Exercise brief:
Write out all of the lines below, exactly and completely.

Provided material:
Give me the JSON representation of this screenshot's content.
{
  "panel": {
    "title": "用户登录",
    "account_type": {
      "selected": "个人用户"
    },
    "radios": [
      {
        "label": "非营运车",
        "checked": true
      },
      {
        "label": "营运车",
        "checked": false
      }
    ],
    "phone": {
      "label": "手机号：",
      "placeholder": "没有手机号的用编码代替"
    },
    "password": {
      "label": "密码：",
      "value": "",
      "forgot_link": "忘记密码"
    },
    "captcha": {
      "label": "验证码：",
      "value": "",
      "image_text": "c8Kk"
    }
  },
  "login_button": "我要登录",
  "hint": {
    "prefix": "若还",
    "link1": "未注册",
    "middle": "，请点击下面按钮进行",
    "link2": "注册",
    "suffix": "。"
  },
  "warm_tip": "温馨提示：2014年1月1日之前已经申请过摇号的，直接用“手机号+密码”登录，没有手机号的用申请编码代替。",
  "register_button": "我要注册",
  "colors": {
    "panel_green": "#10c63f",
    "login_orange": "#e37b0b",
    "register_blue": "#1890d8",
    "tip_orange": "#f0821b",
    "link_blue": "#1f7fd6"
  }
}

Task solution:
Give me the JSON representation of this screenshot's content.
{
  "panel": {
    "title": "用户登录",
    "account_type": {
      "selected": "个人用户"
    },
    "radios": [
      {
        "label": "非营运车",
        "checked": true
      },
      {
        "label": "营运车",
        "checked": false
      }
    ],
    "phone": {
      "label": "手机号：",
      "placeholder": "没有手机号的用编码代替"
    },
    "password": {
      "label": "密码：",
      "value": "",
      "forgot_link": "忘记密码"
    },
    "captcha": {
      "label": "验证码：",
      "value": "",
      "image_text": "c8Kk"
    }
  },
  "login_button": "我要登录",
  "hint": {
    "prefix": "若还",
    "link1": "未注册",
    "middle": "，请点击下面按钮进行",
    "link2": "注册",
    "suffix": "。"
  },
  "warm_tip": "温馨提示：2014年1月1日之前已经申请过摇号的，直接用“手机号+密码”登录，没有手机号的用申请编码代替。",
  "register_button": "我要注册",
  "colors": {
    "panel_green": "#10c63f",
    "login_orange": "#e37b0b",
    "register_blue": "#1890d8",
    "tip_orange": "#f0821b",
    "link_blue": "#1f7fd6"
  }
}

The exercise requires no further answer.